'''

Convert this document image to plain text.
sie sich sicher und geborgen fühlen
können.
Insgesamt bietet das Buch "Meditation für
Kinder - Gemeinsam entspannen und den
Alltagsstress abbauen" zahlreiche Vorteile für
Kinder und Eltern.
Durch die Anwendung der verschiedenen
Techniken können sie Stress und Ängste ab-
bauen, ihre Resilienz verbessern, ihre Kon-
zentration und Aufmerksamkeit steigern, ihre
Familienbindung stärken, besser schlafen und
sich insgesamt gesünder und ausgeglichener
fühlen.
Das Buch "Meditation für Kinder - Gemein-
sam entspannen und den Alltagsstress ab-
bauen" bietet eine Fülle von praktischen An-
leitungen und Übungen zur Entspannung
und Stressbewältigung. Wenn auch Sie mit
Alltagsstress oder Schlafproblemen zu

'''

- Goal -
Locate and copy each line in the data above that includes the word "ihre".

- Response below -
bauen, ihre Resilienz verbessern, ihre Kon-
zentration und Aufmerksamkeit steigern, ihre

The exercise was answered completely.